» RECORDS SUPPLIED
::::

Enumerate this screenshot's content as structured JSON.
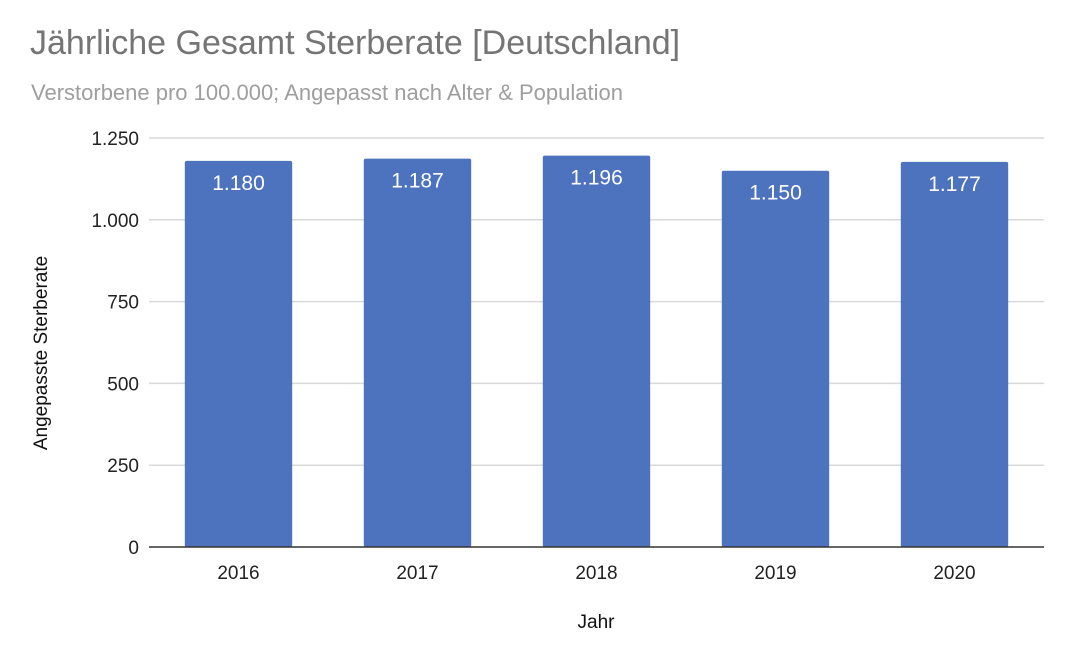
{
  "chart_data": {
    "type": "bar",
    "title": "Jährliche Gesamt Sterberate [Deutschland]",
    "subtitle": "Verstorbene pro 100.000; Angepasst nach Alter & Population",
    "xlabel": "Jahr",
    "ylabel": "Angepasste Sterberate",
    "categories": [
      "2016",
      "2017",
      "2018",
      "2019",
      "2020"
    ],
    "values": [
      1180,
      1187,
      1196,
      1150,
      1177
    ],
    "value_labels": [
      "1.180",
      "1.187",
      "1.196",
      "1.150",
      "1.177"
    ],
    "ylim": [
      0,
      1250
    ],
    "yticks": [
      0,
      250,
      500,
      750,
      1000,
      1250
    ],
    "ytick_labels": [
      "0",
      "250",
      "500",
      "750",
      "1.000",
      "1.250"
    ],
    "grid": true,
    "legend": "none",
    "colors": {
      "bar": "#4e73be",
      "grid": "#d9d9d9",
      "axis": "#333333"
    }
  }
}
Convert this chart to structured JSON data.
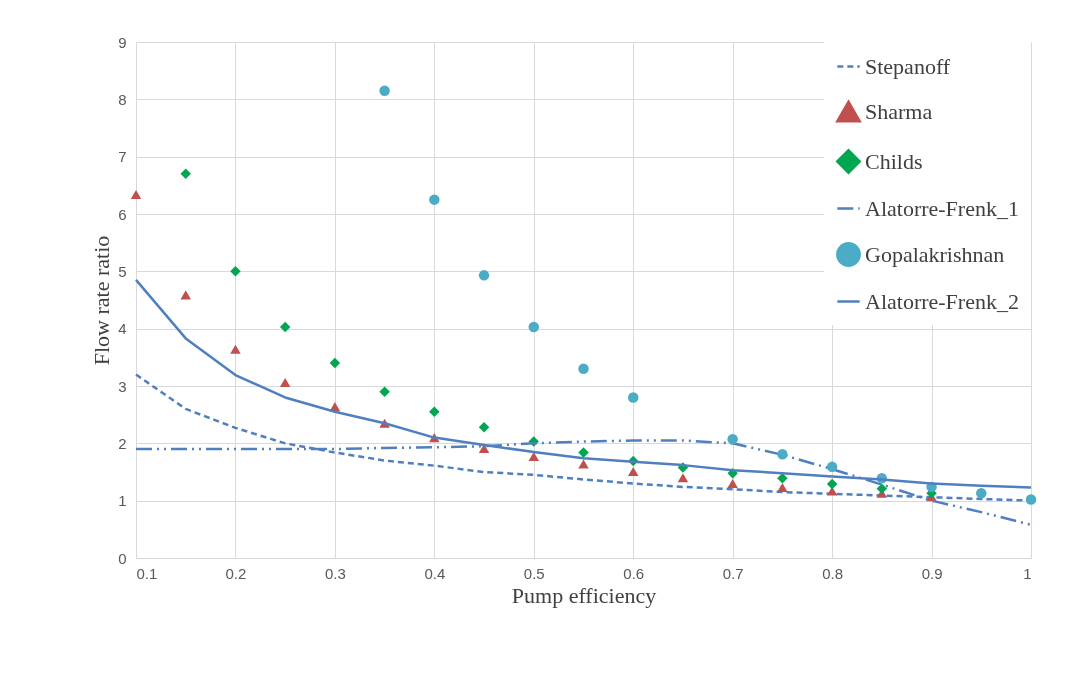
{
  "chart_data": {
    "type": "scatter",
    "xlabel": "Pump efficiency",
    "ylabel": "Flow rate ratio",
    "x": [
      0.1,
      0.15,
      0.2,
      0.25,
      0.3,
      0.35,
      0.4,
      0.45,
      0.5,
      0.55,
      0.6,
      0.65,
      0.7,
      0.75,
      0.8,
      0.85,
      0.9,
      0.95,
      1.0
    ],
    "xlim": [
      0.1,
      1.0
    ],
    "xticks": [
      0.1,
      0.2,
      0.3,
      0.4,
      0.5,
      0.6,
      0.7,
      0.8,
      0.9,
      1
    ],
    "ylim": [
      0,
      9
    ],
    "yticks": [
      0,
      1,
      2,
      3,
      4,
      5,
      6,
      7,
      8,
      9
    ],
    "grid": true,
    "legend": "top right",
    "series": [
      {
        "name": "Stepanoff",
        "type": "line",
        "line_style": "dashed",
        "color": "#4f7fbf",
        "values": [
          3.2,
          2.6,
          2.27,
          2.0,
          1.84,
          1.7,
          1.61,
          1.5,
          1.45,
          1.37,
          1.3,
          1.24,
          1.2,
          1.15,
          1.12,
          1.09,
          1.06,
          1.03,
          1.0
        ]
      },
      {
        "name": "Sharma",
        "marker": "triangle",
        "color": "#c0504d",
        "values": [
          6.34,
          4.59,
          3.64,
          3.06,
          2.64,
          2.35,
          2.1,
          1.91,
          1.77,
          1.64,
          1.51,
          1.4,
          1.3,
          1.23,
          1.17,
          1.13,
          1.07,
          null,
          null
        ]
      },
      {
        "name": "Childs",
        "marker": "diamond",
        "color": "#00a650",
        "values": [
          null,
          6.7,
          5.0,
          4.03,
          3.4,
          2.9,
          2.55,
          2.28,
          2.03,
          1.84,
          1.69,
          1.58,
          1.48,
          1.39,
          1.29,
          1.21,
          1.13,
          null,
          null
        ]
      },
      {
        "name": "Alatorre-Frenk_1",
        "type": "line",
        "line_style": "dashdotdot",
        "color": "#4f7fbf",
        "values": [
          1.9,
          1.9,
          1.9,
          1.9,
          1.9,
          1.92,
          1.93,
          1.95,
          2.0,
          2.03,
          2.05,
          2.05,
          2.0,
          1.8,
          1.55,
          1.28,
          1.0,
          0.8,
          0.58
        ]
      },
      {
        "name": "Gopalakrishnan",
        "marker": "circle",
        "color": "#4bacc6",
        "values": [
          null,
          null,
          null,
          null,
          null,
          8.15,
          6.25,
          4.93,
          4.03,
          3.3,
          2.8,
          null,
          2.07,
          1.81,
          1.59,
          1.39,
          1.24,
          1.13,
          1.02
        ]
      },
      {
        "name": "Alatorre-Frenk_2",
        "type": "line",
        "line_style": "solid",
        "color": "#4f7fbf",
        "values": [
          4.85,
          3.83,
          3.19,
          2.8,
          2.55,
          2.35,
          2.1,
          1.97,
          1.85,
          1.74,
          1.68,
          1.62,
          1.53,
          1.48,
          1.42,
          1.37,
          1.3,
          1.26,
          1.23
        ]
      }
    ]
  }
}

::::

» DIRECTION
Return every line of the records exactly as given, pictures excluded.

» COMPLETE ANSWER
Enumerate this screenshot's content as structured JSON.
{
  "chart_data": {
    "type": "bar",
    "title": "Jährliche Gesamt Sterberate [Deutschland]",
    "subtitle": "Verstorbene pro 100.000; Angepasst nach Alter & Population",
    "xlabel": "Jahr",
    "ylabel": "Angepasste Sterberate",
    "categories": [
      "2016",
      "2017",
      "2018",
      "2019",
      "2020"
    ],
    "values": [
      1180,
      1187,
      1196,
      1150,
      1177
    ],
    "value_labels": [
      "1.180",
      "1.187",
      "1.196",
      "1.150",
      "1.177"
    ],
    "ylim": [
      0,
      1250
    ],
    "yticks": [
      0,
      250,
      500,
      750,
      1000,
      1250
    ],
    "ytick_labels": [
      "0",
      "250",
      "500",
      "750",
      "1.000",
      "1.250"
    ],
    "grid": true,
    "legend": "none",
    "colors": {
      "bar": "#4e73be",
      "grid": "#d9d9d9",
      "axis": "#333333"
    }
  }
}
Convert this chart to structured JSON data.
{
  "chart_data": {
    "type": "scatter",
    "xlabel": "Pump efficiency",
    "ylabel": "Flow rate ratio",
    "x": [
      0.1,
      0.15,
      0.2,
      0.25,
      0.3,
      0.35,
      0.4,
      0.45,
      0.5,
      0.55,
      0.6,
      0.65,
      0.7,
      0.75,
      0.8,
      0.85,
      0.9,
      0.95,
      1.0
    ],
    "xlim": [
      0.1,
      1.0
    ],
    "xticks": [
      0.1,
      0.2,
      0.3,
      0.4,
      0.5,
      0.6,
      0.7,
      0.8,
      0.9,
      1
    ],
    "ylim": [
      0,
      9
    ],
    "yticks": [
      0,
      1,
      2,
      3,
      4,
      5,
      6,
      7,
      8,
      9
    ],
    "grid": true,
    "legend": "top right",
    "series": [
      {
        "name": "Stepanoff",
        "type": "line",
        "line_style": "dashed",
        "color": "#4f7fbf",
        "values": [
          3.2,
          2.6,
          2.27,
          2.0,
          1.84,
          1.7,
          1.61,
          1.5,
          1.45,
          1.37,
          1.3,
          1.24,
          1.2,
          1.15,
          1.12,
          1.09,
          1.06,
          1.03,
          1.0
        ]
      },
      {
        "name": "Sharma",
        "marker": "triangle",
        "color": "#c0504d",
        "values": [
          6.34,
          4.59,
          3.64,
          3.06,
          2.64,
          2.35,
          2.1,
          1.91,
          1.77,
          1.64,
          1.51,
          1.4,
          1.3,
          1.23,
          1.17,
          1.13,
          1.07,
          null,
          null
        ]
      },
      {
        "name": "Childs",
        "marker": "diamond",
        "color": "#00a650",
        "values": [
          null,
          6.7,
          5.0,
          4.03,
          3.4,
          2.9,
          2.55,
          2.28,
          2.03,
          1.84,
          1.69,
          1.58,
          1.48,
          1.39,
          1.29,
          1.21,
          1.13,
          null,
          null
        ]
      },
      {
        "name": "Alatorre-Frenk_1",
        "type": "line",
        "line_style": "dashdotdot",
        "color": "#4f7fbf",
        "values": [
          1.9,
          1.9,
          1.9,
          1.9,
          1.9,
          1.92,
          1.93,
          1.95,
          2.0,
          2.03,
          2.05,
          2.05,
          2.0,
          1.8,
          1.55,
          1.28,
          1.0,
          0.8,
          0.58
        ]
      },
      {
        "name": "Gopalakrishnan",
        "marker": "circle",
        "color": "#4bacc6",
        "values": [
          null,
          null,
          null,
          null,
          null,
          8.15,
          6.25,
          4.93,
          4.03,
          3.3,
          2.8,
          null,
          2.07,
          1.81,
          1.59,
          1.39,
          1.24,
          1.13,
          1.02
        ]
      },
      {
        "name": "Alatorre-Frenk_2",
        "type": "line",
        "line_style": "solid",
        "color": "#4f7fbf",
        "values": [
          4.85,
          3.83,
          3.19,
          2.8,
          2.55,
          2.35,
          2.1,
          1.97,
          1.85,
          1.74,
          1.68,
          1.62,
          1.53,
          1.48,
          1.42,
          1.37,
          1.3,
          1.26,
          1.23
        ]
      }
    ]
  }
}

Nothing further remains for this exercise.